Figure dataset records
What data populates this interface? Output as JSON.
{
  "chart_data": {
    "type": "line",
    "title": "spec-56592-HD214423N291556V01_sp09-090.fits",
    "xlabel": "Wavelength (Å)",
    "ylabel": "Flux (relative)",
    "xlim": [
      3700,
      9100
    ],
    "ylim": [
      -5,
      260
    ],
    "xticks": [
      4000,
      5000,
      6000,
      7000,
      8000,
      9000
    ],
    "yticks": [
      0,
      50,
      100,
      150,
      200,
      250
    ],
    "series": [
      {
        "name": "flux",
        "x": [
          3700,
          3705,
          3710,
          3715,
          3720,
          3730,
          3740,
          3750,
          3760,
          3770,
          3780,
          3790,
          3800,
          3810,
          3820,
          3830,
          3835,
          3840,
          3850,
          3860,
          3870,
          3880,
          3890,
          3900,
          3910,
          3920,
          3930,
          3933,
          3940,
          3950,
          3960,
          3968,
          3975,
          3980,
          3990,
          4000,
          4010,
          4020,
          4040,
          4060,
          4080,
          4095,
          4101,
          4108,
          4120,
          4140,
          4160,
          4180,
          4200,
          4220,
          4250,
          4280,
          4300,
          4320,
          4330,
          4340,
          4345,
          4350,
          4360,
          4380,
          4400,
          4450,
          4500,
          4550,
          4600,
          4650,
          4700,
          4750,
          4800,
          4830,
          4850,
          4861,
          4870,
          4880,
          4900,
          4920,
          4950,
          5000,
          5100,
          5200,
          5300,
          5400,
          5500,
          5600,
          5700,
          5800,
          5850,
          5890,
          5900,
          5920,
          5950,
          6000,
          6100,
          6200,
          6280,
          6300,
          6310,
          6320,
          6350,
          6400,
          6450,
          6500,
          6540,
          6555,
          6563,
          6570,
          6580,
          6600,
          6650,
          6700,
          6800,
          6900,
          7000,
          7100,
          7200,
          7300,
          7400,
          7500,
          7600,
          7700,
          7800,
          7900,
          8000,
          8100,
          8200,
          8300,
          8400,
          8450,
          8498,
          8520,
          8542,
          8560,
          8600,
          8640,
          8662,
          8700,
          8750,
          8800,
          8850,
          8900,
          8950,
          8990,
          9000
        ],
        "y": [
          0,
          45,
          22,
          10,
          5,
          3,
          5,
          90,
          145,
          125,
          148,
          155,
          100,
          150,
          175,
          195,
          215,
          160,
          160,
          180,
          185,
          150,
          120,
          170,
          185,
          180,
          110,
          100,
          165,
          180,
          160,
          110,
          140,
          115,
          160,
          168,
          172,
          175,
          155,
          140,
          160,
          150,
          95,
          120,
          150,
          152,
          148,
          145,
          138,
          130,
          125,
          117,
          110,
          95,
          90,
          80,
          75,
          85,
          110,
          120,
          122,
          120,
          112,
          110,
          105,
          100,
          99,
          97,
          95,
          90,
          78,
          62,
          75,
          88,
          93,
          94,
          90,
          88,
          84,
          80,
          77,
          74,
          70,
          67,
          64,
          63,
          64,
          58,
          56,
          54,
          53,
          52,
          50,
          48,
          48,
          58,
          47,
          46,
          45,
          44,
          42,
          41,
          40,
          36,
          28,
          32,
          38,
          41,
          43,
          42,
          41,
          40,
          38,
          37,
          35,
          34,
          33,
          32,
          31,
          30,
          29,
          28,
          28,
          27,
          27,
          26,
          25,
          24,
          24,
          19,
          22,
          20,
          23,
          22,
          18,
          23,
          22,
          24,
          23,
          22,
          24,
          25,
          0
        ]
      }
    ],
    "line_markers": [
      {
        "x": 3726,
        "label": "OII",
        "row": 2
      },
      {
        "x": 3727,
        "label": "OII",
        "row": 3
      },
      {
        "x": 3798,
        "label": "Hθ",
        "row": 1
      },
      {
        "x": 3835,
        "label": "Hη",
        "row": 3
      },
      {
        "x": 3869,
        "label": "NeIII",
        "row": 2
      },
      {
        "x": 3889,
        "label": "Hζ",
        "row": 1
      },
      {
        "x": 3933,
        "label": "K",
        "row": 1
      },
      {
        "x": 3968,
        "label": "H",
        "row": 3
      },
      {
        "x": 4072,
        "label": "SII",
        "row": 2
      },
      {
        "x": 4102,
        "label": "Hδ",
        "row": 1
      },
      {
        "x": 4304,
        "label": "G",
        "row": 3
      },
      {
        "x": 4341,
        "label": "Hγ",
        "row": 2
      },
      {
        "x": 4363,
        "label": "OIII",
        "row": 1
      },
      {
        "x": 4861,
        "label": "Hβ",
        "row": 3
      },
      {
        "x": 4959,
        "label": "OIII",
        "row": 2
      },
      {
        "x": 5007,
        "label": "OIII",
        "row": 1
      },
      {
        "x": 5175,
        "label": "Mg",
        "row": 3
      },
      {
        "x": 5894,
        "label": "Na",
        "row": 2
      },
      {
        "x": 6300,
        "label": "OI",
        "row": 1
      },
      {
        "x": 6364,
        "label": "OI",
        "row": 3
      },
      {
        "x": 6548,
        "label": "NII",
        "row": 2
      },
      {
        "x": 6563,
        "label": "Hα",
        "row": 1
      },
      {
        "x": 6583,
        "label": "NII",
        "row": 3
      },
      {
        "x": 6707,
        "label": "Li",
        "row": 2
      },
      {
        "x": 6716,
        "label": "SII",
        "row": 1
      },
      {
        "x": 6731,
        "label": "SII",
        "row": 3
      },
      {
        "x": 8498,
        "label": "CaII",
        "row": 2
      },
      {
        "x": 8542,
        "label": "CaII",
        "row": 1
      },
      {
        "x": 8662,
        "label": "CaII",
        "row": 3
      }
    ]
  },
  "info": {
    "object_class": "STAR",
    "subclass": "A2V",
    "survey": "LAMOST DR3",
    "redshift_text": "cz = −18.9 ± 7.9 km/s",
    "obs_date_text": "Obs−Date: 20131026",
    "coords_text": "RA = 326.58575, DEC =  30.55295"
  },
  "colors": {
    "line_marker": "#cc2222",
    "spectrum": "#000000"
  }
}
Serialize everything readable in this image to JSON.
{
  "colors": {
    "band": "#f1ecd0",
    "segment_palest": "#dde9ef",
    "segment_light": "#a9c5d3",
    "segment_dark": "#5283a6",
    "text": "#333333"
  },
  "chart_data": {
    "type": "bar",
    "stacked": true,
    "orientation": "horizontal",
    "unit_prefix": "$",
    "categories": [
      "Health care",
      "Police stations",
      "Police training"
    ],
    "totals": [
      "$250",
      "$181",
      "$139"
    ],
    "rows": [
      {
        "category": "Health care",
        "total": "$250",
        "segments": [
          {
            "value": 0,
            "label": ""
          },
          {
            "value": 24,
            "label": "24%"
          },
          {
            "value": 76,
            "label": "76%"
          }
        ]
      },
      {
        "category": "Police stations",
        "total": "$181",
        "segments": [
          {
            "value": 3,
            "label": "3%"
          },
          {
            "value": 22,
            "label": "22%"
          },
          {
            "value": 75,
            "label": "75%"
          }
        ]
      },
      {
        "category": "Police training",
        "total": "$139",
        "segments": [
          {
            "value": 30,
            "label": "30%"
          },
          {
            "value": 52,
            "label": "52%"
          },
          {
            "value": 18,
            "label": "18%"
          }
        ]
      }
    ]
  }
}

■ WHAT YOU HAVE TO DO ■
Pick out each line in the material containing "value".

■ TASK RESPONSE ■
            "value": 0,
            "value": 24,
            "value": 76,
            "value": 3,
            "value": 22,
            "value": 75,
            "value": 30,
            "value": 52,
            "value": 18,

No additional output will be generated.